>> start Supplied material
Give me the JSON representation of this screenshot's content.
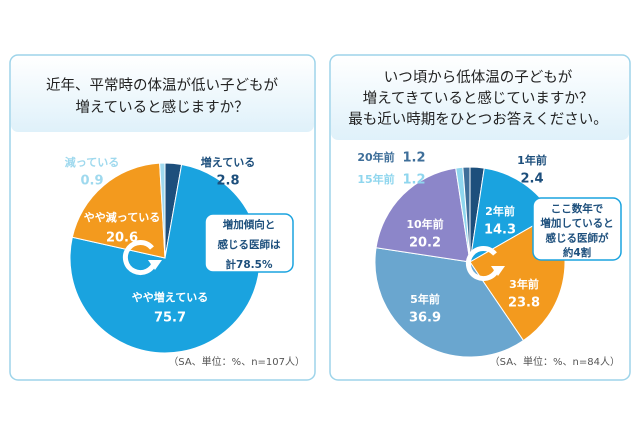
{
  "chart_data": [
    {
      "type": "pie",
      "title": [
        "近年、平常時の体温が低い子どもが",
        "増えていると感じますか？"
      ],
      "categories": [
        "増えている",
        "やや増えている",
        "やや減っている",
        "減っている"
      ],
      "values": [
        2.8,
        75.7,
        20.6,
        0.9
      ],
      "colors": [
        "#1d4f7c",
        "#1aa3df",
        "#f39a1e",
        "#9fd9ee"
      ],
      "annotation": [
        "増加傾向と",
        "感じる医師は",
        "計78.5%"
      ],
      "note": "（SA、単位：%、n=107人）"
    },
    {
      "type": "pie",
      "title": [
        "いつ頃から低体温の子どもが",
        "増えてきていると感じていますか？",
        "最も近い時期をひとつお答えください。"
      ],
      "categories": [
        "1年前",
        "2年前",
        "3年前",
        "5年前",
        "10年前",
        "15年前",
        "20年前"
      ],
      "values": [
        2.4,
        14.3,
        23.8,
        36.9,
        20.2,
        1.2,
        1.2
      ],
      "colors": [
        "#1d4f7c",
        "#1aa3df",
        "#f39a1e",
        "#6aa6cf",
        "#8c86c9",
        "#8fd6ee",
        "#3f6f9a"
      ],
      "annotation": [
        "ここ数年で",
        "増加していると",
        "感じる医師が",
        "約4割"
      ],
      "note": "（SA、単位：%、n=84人）"
    }
  ]
}
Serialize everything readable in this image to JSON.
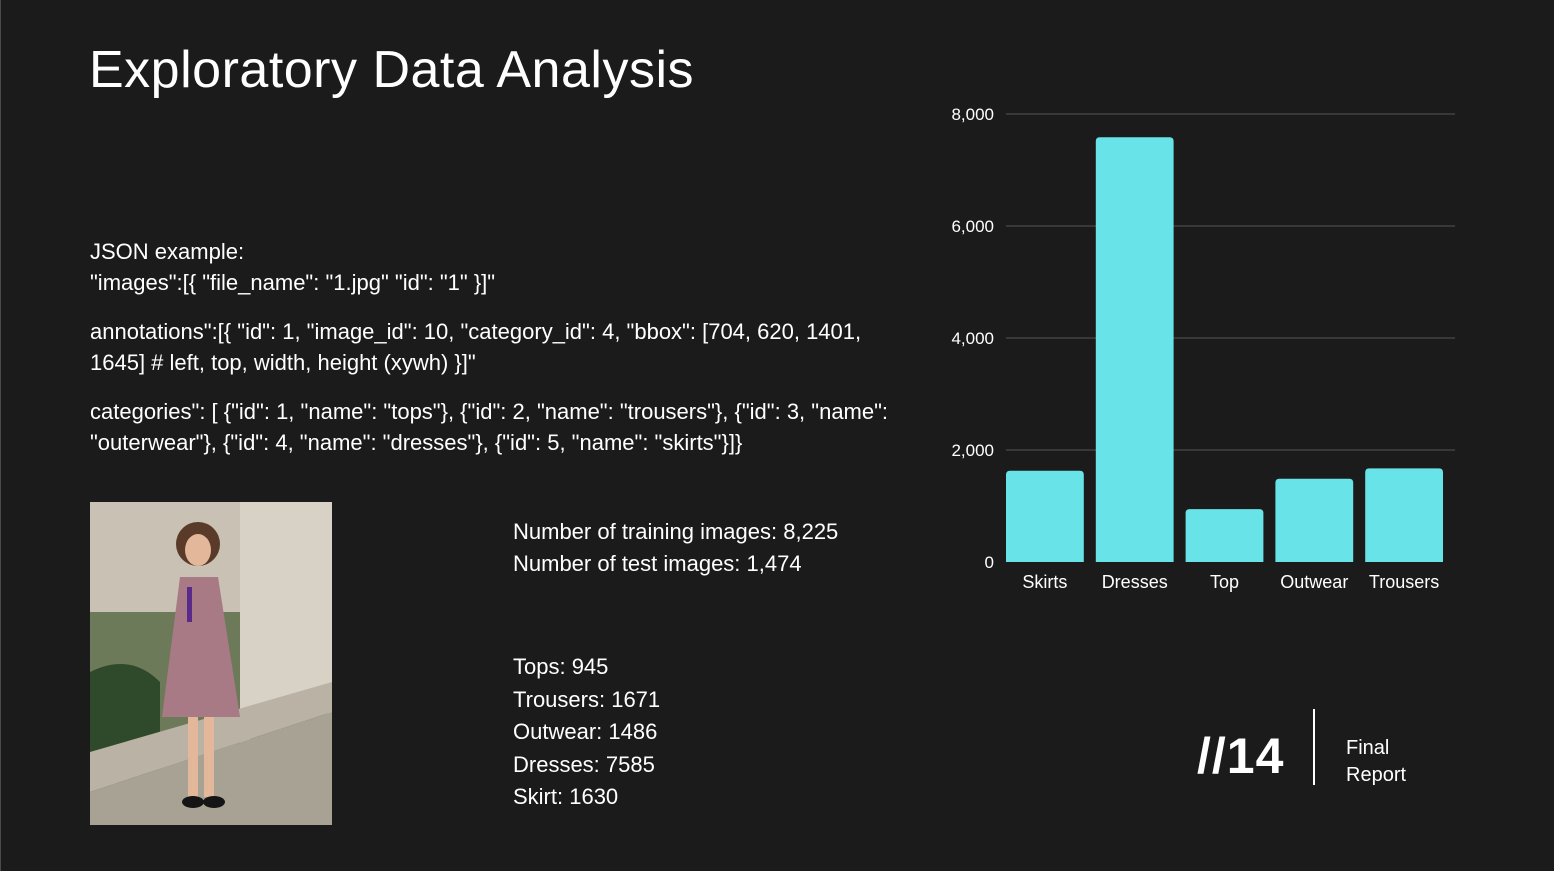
>> end Supplied material
### What is being asked
Write out every entry again word for word, without any of the pictures.

### Response
Give me the JSON representation of this screenshot's content.
{
  "chart_data": [
    {
      "type": "pie",
      "title": [
        "近年、平常時の体温が低い子どもが",
        "増えていると感じますか？"
      ],
      "categories": [
        "増えている",
        "やや増えている",
        "やや減っている",
        "減っている"
      ],
      "values": [
        2.8,
        75.7,
        20.6,
        0.9
      ],
      "colors": [
        "#1d4f7c",
        "#1aa3df",
        "#f39a1e",
        "#9fd9ee"
      ],
      "annotation": [
        "増加傾向と",
        "感じる医師は",
        "計78.5%"
      ],
      "note": "（SA、単位：%、n=107人）"
    },
    {
      "type": "pie",
      "title": [
        "いつ頃から低体温の子どもが",
        "増えてきていると感じていますか？",
        "最も近い時期をひとつお答えください。"
      ],
      "categories": [
        "1年前",
        "2年前",
        "3年前",
        "5年前",
        "10年前",
        "15年前",
        "20年前"
      ],
      "values": [
        2.4,
        14.3,
        23.8,
        36.9,
        20.2,
        1.2,
        1.2
      ],
      "colors": [
        "#1d4f7c",
        "#1aa3df",
        "#f39a1e",
        "#6aa6cf",
        "#8c86c9",
        "#8fd6ee",
        "#3f6f9a"
      ],
      "annotation": [
        "ここ数年で",
        "増加していると",
        "感じる医師が",
        "約4割"
      ],
      "note": "（SA、単位：%、n=84人）"
    }
  ]
}
Serialize everything readable in this image to JSON.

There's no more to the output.